→ **Job**
Print the records below word for word, but leave out the pictures.

[START OF Entries supplied]

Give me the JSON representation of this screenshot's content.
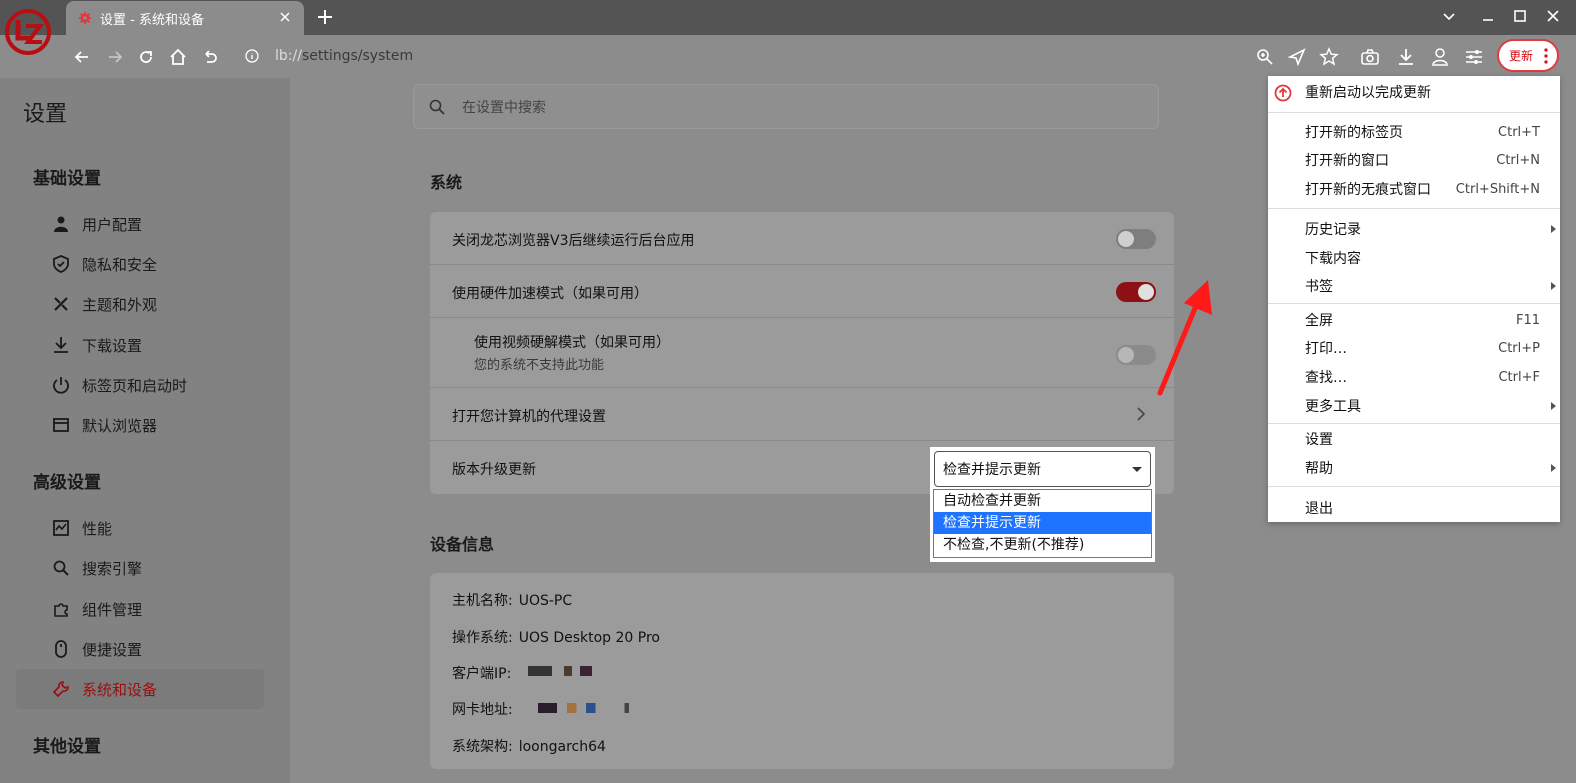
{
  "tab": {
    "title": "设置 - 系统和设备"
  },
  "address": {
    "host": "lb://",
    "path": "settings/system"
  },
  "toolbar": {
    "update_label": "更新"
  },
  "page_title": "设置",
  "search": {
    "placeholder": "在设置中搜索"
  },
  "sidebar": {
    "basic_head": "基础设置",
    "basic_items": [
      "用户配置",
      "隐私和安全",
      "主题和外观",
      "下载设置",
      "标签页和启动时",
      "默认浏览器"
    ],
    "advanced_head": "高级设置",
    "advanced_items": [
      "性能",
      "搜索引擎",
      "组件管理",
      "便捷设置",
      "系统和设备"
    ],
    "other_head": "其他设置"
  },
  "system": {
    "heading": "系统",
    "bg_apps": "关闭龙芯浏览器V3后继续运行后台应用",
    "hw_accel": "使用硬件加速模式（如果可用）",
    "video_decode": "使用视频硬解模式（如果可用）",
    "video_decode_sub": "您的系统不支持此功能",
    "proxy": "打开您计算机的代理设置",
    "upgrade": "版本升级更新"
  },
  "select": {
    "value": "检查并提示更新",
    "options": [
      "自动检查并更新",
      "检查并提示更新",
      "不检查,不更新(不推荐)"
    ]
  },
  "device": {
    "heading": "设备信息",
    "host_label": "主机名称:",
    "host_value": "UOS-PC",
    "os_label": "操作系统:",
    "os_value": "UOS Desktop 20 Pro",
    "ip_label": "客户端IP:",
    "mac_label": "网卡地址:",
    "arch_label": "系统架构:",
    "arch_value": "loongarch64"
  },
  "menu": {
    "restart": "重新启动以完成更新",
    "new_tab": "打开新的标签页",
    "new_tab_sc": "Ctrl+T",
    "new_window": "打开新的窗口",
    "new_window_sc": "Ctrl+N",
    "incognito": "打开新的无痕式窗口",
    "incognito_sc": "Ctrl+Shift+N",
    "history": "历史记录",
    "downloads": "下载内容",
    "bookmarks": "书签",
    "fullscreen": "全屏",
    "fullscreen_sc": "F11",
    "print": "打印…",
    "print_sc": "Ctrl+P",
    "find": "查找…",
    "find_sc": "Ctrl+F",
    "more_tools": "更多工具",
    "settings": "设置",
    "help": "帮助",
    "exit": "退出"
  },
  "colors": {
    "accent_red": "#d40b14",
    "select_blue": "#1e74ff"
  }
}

[END OF Entries supplied]

→ **Result for this task**
Give me the JSON representation of this screenshot's content.
{
  "tab": {
    "title": "设置 - 系统和设备"
  },
  "address": {
    "host": "lb://",
    "path": "settings/system"
  },
  "toolbar": {
    "update_label": "更新"
  },
  "page_title": "设置",
  "search": {
    "placeholder": "在设置中搜索"
  },
  "sidebar": {
    "basic_head": "基础设置",
    "basic_items": [
      "用户配置",
      "隐私和安全",
      "主题和外观",
      "下载设置",
      "标签页和启动时",
      "默认浏览器"
    ],
    "advanced_head": "高级设置",
    "advanced_items": [
      "性能",
      "搜索引擎",
      "组件管理",
      "便捷设置",
      "系统和设备"
    ],
    "other_head": "其他设置"
  },
  "system": {
    "heading": "系统",
    "bg_apps": "关闭龙芯浏览器V3后继续运行后台应用",
    "hw_accel": "使用硬件加速模式（如果可用）",
    "video_decode": "使用视频硬解模式（如果可用）",
    "video_decode_sub": "您的系统不支持此功能",
    "proxy": "打开您计算机的代理设置",
    "upgrade": "版本升级更新"
  },
  "select": {
    "value": "检查并提示更新",
    "options": [
      "自动检查并更新",
      "检查并提示更新",
      "不检查,不更新(不推荐)"
    ]
  },
  "device": {
    "heading": "设备信息",
    "host_label": "主机名称:",
    "host_value": "UOS-PC",
    "os_label": "操作系统:",
    "os_value": "UOS Desktop 20 Pro",
    "ip_label": "客户端IP:",
    "mac_label": "网卡地址:",
    "arch_label": "系统架构:",
    "arch_value": "loongarch64"
  },
  "menu": {
    "restart": "重新启动以完成更新",
    "new_tab": "打开新的标签页",
    "new_tab_sc": "Ctrl+T",
    "new_window": "打开新的窗口",
    "new_window_sc": "Ctrl+N",
    "incognito": "打开新的无痕式窗口",
    "incognito_sc": "Ctrl+Shift+N",
    "history": "历史记录",
    "downloads": "下载内容",
    "bookmarks": "书签",
    "fullscreen": "全屏",
    "fullscreen_sc": "F11",
    "print": "打印…",
    "print_sc": "Ctrl+P",
    "find": "查找…",
    "find_sc": "Ctrl+F",
    "more_tools": "更多工具",
    "settings": "设置",
    "help": "帮助",
    "exit": "退出"
  },
  "colors": {
    "accent_red": "#d40b14",
    "select_blue": "#1e74ff"
  }
}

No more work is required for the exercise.